- WHAT IS EXPECTED:
Which lines of the records contain "color"? Collect every one of them.

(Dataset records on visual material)
....

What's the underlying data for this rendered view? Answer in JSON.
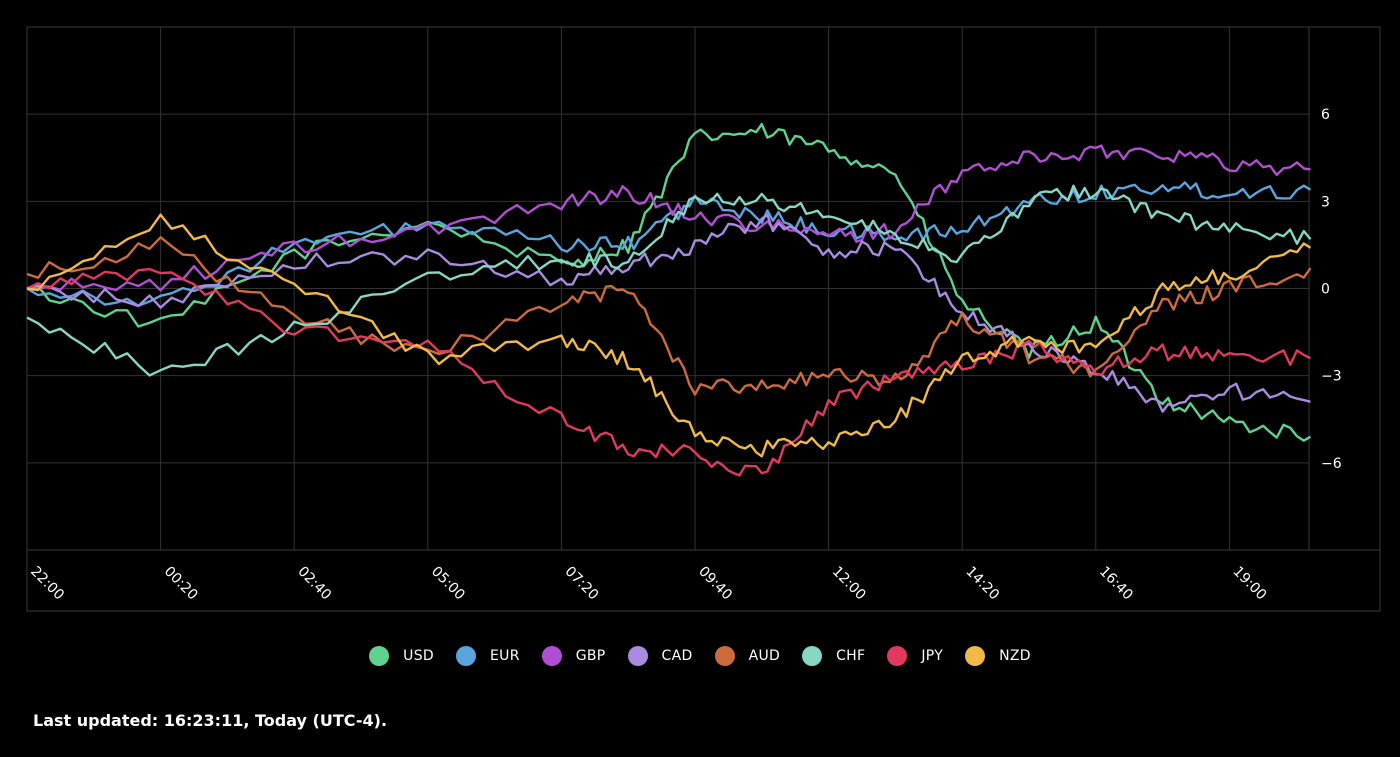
{
  "chart_data": {
    "type": "line",
    "title": "",
    "xlabel": "",
    "ylabel": "",
    "x_ticks": [
      "22:00",
      "00:20",
      "02:40",
      "05:00",
      "07:20",
      "09:40",
      "12:00",
      "14:20",
      "16:40",
      "19:00"
    ],
    "y_ticks": [
      "6",
      "3",
      "0",
      "−3",
      "−6"
    ],
    "y_tick_values": [
      6,
      3,
      0,
      -3,
      -6
    ],
    "ylim": [
      -9,
      9
    ],
    "grid": true,
    "legend_position": "bottom",
    "x_times": [
      "22:00",
      "00:20",
      "02:40",
      "05:00",
      "07:20",
      "08:30",
      "09:40",
      "10:50",
      "12:00",
      "13:10",
      "14:20",
      "15:30",
      "16:40",
      "17:50",
      "19:00",
      "20:25"
    ],
    "series": [
      {
        "name": "USD",
        "color": "#5fd38d",
        "values": [
          0,
          -1.3,
          1.2,
          2.3,
          0.8,
          1.5,
          5.2,
          5.4,
          4.8,
          4.0,
          -0.5,
          -2.2,
          -1.2,
          -3.8,
          -4.6,
          -5.1
        ]
      },
      {
        "name": "EUR",
        "color": "#5aa5dd",
        "values": [
          0,
          -0.5,
          1.5,
          2.2,
          1.5,
          1.5,
          3.0,
          2.5,
          2.0,
          1.8,
          2.0,
          3.0,
          3.3,
          3.5,
          3.3,
          3.4
        ]
      },
      {
        "name": "GBP",
        "color": "#b04fd1",
        "values": [
          0,
          0.2,
          1.4,
          2.0,
          3.0,
          3.3,
          2.5,
          2.2,
          1.8,
          2.0,
          4.0,
          4.5,
          4.7,
          4.7,
          4.3,
          4.1
        ]
      },
      {
        "name": "CAD",
        "color": "#a98ce0",
        "values": [
          0,
          -0.5,
          0.9,
          1.1,
          0.3,
          0.8,
          1.5,
          2.4,
          1.3,
          1.4,
          -0.8,
          -2.0,
          -2.8,
          -4.0,
          -3.5,
          -3.9
        ]
      },
      {
        "name": "AUD",
        "color": "#cd6b3a",
        "values": [
          0.5,
          1.5,
          -1.0,
          -2.3,
          -0.5,
          0,
          -3.4,
          -3.3,
          -3.0,
          -3.2,
          -1.0,
          -2.3,
          -2.8,
          -0.6,
          0,
          0.7
        ]
      },
      {
        "name": "CHF",
        "color": "#86d7c4",
        "values": [
          -1.0,
          -2.9,
          -1.4,
          0.4,
          1.0,
          0.9,
          3.2,
          3.1,
          2.5,
          1.9,
          1.0,
          3.0,
          3.4,
          2.5,
          2.0,
          1.7
        ]
      },
      {
        "name": "JPY",
        "color": "#e13a5e",
        "values": [
          0,
          0.6,
          -1.4,
          -2.0,
          -4.5,
          -5.5,
          -5.7,
          -6.4,
          -4.0,
          -3.0,
          -2.7,
          -2.0,
          -2.8,
          -2.2,
          -2.3,
          -2.4
        ]
      },
      {
        "name": "NZD",
        "color": "#f0b94a",
        "values": [
          0,
          2.3,
          0.2,
          -2.4,
          -1.7,
          -2.5,
          -5.0,
          -5.5,
          -5.3,
          -4.5,
          -2.5,
          -1.7,
          -2.2,
          0,
          0.5,
          1.4
        ]
      }
    ]
  },
  "footer": {
    "text": "Last updated: 16:23:11, Today (UTC-4)."
  }
}
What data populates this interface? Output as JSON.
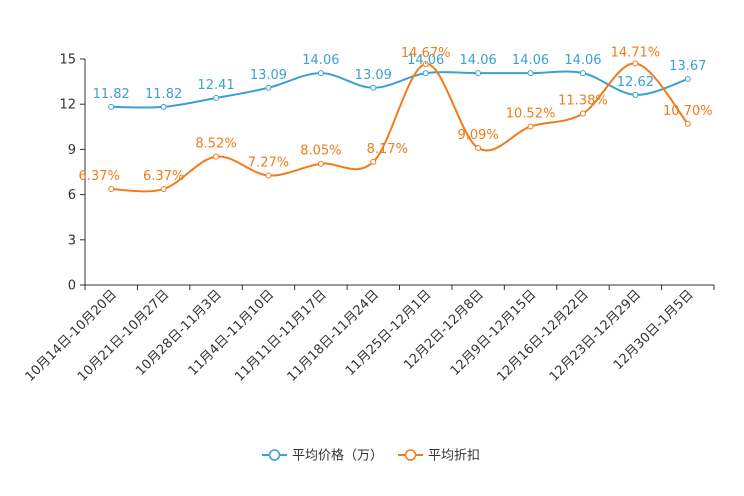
{
  "chart_data": {
    "type": "line",
    "categories": [
      "10月14日-10月20日",
      "10月21日-10月27日",
      "10月28日-11月3日",
      "11月4日-11月10日",
      "11月11日-11月17日",
      "11月18日-11月24日",
      "11月25日-12月1日",
      "12月2日-12月8日",
      "12月9日-12月15日",
      "12月16日-12月22日",
      "12月23日-12月29日",
      "12月30日-1月5日"
    ],
    "ylim": [
      0,
      15
    ],
    "yticks": [
      "0",
      "3",
      "6",
      "9",
      "12",
      "15"
    ],
    "ytick_values": [
      0,
      3,
      6,
      9,
      12,
      15
    ],
    "series": [
      {
        "name": "平均价格（万）",
        "color": "#3ba1d0",
        "values": [
          11.82,
          11.82,
          12.41,
          13.09,
          14.06,
          13.09,
          14.06,
          14.06,
          14.06,
          14.06,
          12.62,
          13.67
        ],
        "labels": [
          "11.82",
          "11.82",
          "12.41",
          "13.09",
          "14.06",
          "13.09",
          "14.06",
          "14.06",
          "14.06",
          "14.06",
          "12.62",
          "13.67"
        ]
      },
      {
        "name": "平均折扣",
        "color": "#f07c1c",
        "values": [
          6.37,
          6.37,
          8.52,
          7.27,
          8.05,
          8.17,
          14.67,
          9.09,
          10.52,
          11.38,
          14.71,
          10.7
        ],
        "labels": [
          "6.37%",
          "6.37%",
          "8.52%",
          "7.27%",
          "8.05%",
          "8.17%",
          "14.67%",
          "9.09%",
          "10.52%",
          "11.38%",
          "14.71%",
          "10.70%"
        ]
      }
    ],
    "legend_position": "bottom-center",
    "grid": false
  }
}
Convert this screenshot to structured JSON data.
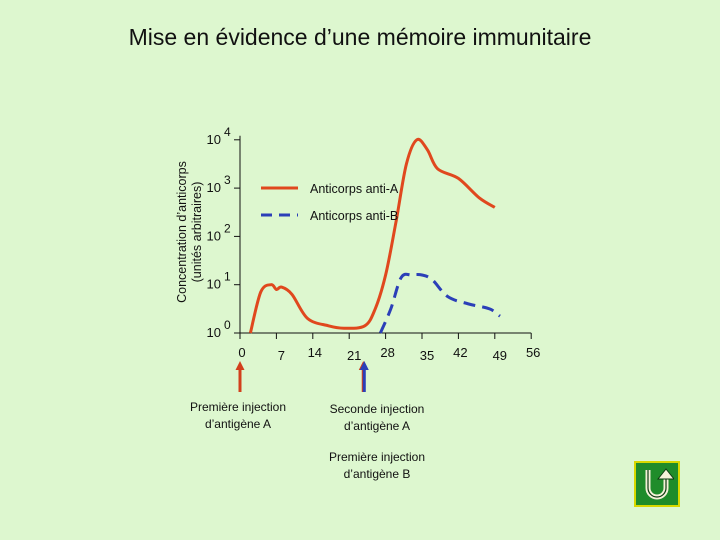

....

- TASK RESPONSE:
        "color": "#5fd38d",
        "color": "#5aa5dd",
        "color": "#b04fd1",
        "color": "#a98ce0",
        "color": "#cd6b3a",
        "color": "#86d7c4",
        "color": "#e13a5e",
        "color": "#f0b94a",
        "color": "#3ba1d0",
        "color": "#f07c1c",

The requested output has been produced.